**Texto de lectura:**
————————
El cineasta asume con la misma delicadeza de Mann la devoción del protagonista por Tadzio. Hace pasar por el rostro de Dirk Bogarde, el Aschenbach de la cinta, lo mismo deseo que sufrimiento, ansiedad que locura. Su concesión a la voluntad tanática de la novela está en las dentaduras de los personajes e incluso en el equipaje del profesor: una suerte de sarcófago trashumante. Pero quizá donde resida el mayor mérito de Visconti sea en el cambio de identidad artística de Aschenbach, que no es un escritor, como en la novela, sino un músico, con lo que no sólo da entrada a la antedicha referencia a Mahler (junto con Wagner, el músico más admirado por Mann), sino que provoca un diálogo triangular tan eficaz entre cine, música y literatura como difícilmente se ha conseguido en otra cinta.
————————
**Tarea asignada A:** Resume en dos oraciones el texto sobre la película de Visconti.
**Tarea asignada B:** Continúa, por favor, el texto sobre la película de Visconti a partir del punto en que termina.
————————
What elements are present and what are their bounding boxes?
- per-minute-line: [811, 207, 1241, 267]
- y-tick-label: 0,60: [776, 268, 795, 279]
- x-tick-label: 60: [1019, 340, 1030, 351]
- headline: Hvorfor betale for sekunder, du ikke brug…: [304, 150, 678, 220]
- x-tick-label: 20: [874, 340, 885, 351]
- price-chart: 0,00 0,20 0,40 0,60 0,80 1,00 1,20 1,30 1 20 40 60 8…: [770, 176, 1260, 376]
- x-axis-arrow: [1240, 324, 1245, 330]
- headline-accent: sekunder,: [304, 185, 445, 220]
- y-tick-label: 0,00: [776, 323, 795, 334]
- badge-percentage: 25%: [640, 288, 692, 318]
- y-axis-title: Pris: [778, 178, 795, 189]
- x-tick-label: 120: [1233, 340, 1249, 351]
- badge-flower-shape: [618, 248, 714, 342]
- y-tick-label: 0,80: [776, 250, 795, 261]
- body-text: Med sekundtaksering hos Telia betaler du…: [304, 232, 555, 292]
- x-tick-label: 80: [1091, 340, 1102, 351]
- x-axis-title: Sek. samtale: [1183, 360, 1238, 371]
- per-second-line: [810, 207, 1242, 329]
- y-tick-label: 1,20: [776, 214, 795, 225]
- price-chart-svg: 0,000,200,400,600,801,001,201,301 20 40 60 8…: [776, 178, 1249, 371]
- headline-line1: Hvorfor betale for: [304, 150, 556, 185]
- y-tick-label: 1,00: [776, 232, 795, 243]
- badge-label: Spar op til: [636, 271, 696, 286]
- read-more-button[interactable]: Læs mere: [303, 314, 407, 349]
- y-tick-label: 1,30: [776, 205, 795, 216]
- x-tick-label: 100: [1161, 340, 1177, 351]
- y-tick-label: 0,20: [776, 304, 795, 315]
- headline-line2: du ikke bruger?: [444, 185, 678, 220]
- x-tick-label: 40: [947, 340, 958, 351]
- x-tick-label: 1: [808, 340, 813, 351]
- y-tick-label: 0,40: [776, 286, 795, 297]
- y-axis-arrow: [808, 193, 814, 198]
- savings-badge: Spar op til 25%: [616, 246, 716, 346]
————————
**Respuesta final A:** Visconti trata con la misma delicadeza que Mann la devoción de Aschenbach, interpretado por Dirk Bogarde, por Tadzio, y recoge la voluntad tanática de la novela en detalles como las dentaduras de los personajes y el equipaje del profesor. Su mayor mérito quizá esté en convertir a Aschenbach de escritor en músico, lo que da entrada a la referencia a Mahler y crea un diálogo triangular muy eficaz entre cine, música y literatura.

**Respuesta final B:**
Tema esencial de la narrativa de Thomas Mann, el arte y su relación con la vida y la naturaleza se enriquece y sublima en la interpretación de Visconti, quien al incorporar al universo del drama de Aschenbach a la más elevada, peligrosa y disolutiva de las artes (tal era la música para los románticos), está asumiendo asimismo su indiferencia moral, la entrañable ambigüedad de la música que, en términos nietzscheanos, equidista del bien y del mal. La música, así, exalta y esculpe el suicidio disfrazado de Aschenbach –que se niega a abandonar una ciudad infestada por el cólera indio–, no nada más subrayando la apariencia de serenidad en el caos que se advierte en buena parte de la obra de Mahler, sino encarnando (para develar el verdadero sino del protagonista) como la atmósfera o, diría Cioran, “el refugio de las almas ulceradas por la dicha”, que es la mejor definición de música que se haya escrito jamás.